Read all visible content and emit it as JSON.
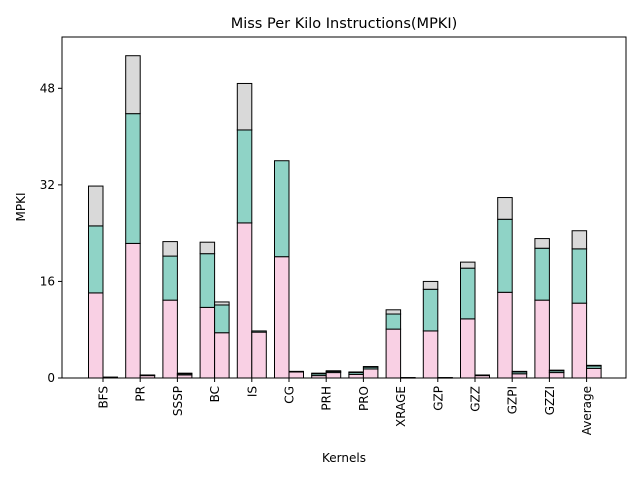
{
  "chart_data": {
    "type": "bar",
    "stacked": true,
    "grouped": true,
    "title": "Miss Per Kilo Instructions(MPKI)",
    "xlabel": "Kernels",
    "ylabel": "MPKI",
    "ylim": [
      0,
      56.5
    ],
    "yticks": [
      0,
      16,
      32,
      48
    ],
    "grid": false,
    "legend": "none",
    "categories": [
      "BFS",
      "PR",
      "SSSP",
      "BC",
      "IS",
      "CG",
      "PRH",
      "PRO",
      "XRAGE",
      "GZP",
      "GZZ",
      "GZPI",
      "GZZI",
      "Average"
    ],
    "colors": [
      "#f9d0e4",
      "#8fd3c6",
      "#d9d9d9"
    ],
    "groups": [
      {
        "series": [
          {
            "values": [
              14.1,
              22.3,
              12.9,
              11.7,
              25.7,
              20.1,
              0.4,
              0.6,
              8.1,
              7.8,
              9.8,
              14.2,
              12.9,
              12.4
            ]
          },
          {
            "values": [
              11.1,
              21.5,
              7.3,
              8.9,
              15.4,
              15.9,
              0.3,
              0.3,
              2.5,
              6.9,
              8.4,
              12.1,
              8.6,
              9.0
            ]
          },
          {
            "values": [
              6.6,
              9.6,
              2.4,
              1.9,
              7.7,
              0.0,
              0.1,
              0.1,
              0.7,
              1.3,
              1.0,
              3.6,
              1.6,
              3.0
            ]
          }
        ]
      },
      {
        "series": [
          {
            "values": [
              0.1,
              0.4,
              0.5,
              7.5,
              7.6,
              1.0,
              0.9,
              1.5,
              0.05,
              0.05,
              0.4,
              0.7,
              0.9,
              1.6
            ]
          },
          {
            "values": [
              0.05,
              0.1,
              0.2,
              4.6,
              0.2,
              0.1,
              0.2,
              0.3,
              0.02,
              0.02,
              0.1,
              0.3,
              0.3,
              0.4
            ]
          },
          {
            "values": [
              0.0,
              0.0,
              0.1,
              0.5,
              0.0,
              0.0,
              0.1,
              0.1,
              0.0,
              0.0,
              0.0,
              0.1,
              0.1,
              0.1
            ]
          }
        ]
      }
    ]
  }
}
----------
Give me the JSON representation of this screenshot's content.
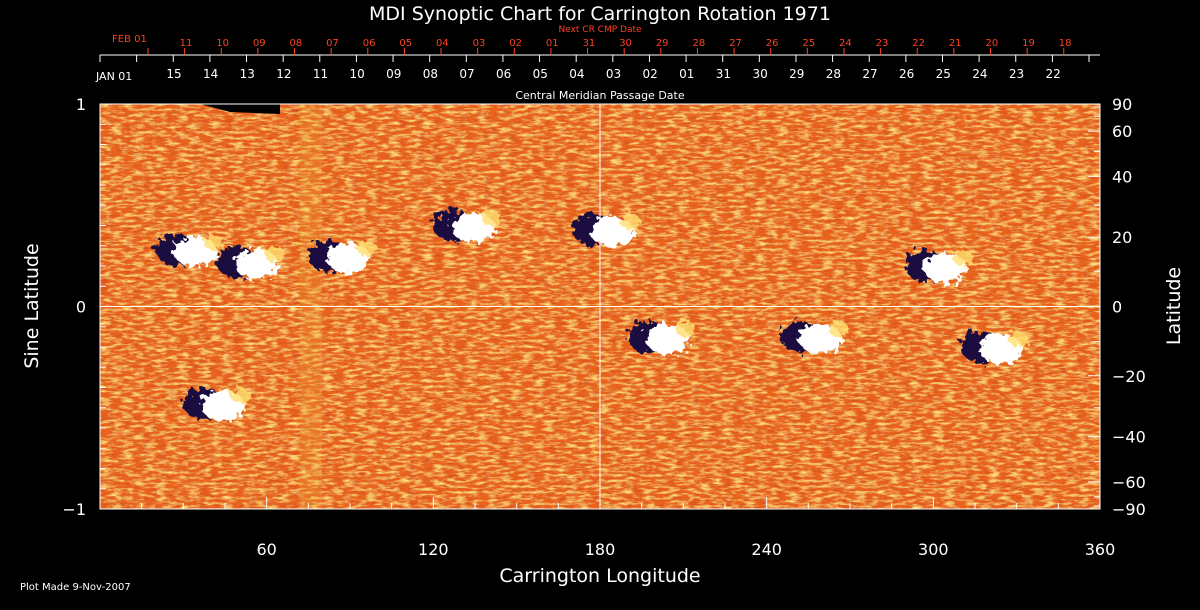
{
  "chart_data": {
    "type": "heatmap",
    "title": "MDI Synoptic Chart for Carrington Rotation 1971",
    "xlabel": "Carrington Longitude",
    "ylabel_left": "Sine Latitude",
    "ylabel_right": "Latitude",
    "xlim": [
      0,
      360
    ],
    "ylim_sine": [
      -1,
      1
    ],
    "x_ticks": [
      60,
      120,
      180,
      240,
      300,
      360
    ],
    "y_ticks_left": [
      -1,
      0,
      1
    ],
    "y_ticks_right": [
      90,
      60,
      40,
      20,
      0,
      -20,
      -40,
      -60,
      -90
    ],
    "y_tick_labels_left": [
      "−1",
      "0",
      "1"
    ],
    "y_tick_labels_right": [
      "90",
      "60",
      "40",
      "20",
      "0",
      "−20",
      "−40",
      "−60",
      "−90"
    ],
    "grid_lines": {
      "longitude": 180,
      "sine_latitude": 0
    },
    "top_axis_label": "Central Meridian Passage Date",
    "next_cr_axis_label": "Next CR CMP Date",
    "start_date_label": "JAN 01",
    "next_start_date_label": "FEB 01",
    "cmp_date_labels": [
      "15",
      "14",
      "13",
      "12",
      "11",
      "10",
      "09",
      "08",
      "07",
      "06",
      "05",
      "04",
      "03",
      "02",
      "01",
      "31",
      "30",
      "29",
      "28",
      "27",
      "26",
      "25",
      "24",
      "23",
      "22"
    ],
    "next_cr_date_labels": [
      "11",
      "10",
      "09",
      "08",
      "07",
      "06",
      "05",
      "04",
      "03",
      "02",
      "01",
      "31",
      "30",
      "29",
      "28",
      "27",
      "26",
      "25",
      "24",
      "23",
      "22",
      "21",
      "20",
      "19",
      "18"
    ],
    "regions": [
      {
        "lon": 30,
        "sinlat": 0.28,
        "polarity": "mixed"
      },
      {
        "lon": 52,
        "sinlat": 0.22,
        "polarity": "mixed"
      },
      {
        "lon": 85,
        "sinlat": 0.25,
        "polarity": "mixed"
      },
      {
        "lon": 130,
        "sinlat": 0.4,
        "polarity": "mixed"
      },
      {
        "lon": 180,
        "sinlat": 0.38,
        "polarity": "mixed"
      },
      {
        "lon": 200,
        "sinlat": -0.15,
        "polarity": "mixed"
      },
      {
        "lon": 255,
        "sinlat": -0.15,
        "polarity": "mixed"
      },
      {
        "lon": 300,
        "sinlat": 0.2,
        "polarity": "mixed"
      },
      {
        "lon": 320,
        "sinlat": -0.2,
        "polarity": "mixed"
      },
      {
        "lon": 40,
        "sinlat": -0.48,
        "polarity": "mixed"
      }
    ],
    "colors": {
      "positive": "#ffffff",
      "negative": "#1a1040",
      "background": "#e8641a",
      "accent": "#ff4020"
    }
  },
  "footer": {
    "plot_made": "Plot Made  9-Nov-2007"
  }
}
----------
## TASK OBJECTIVE
Count every line in the preceding entries where the string "Carrington" appears, then state only the total.

## SOLUTION TO THIS TASK
2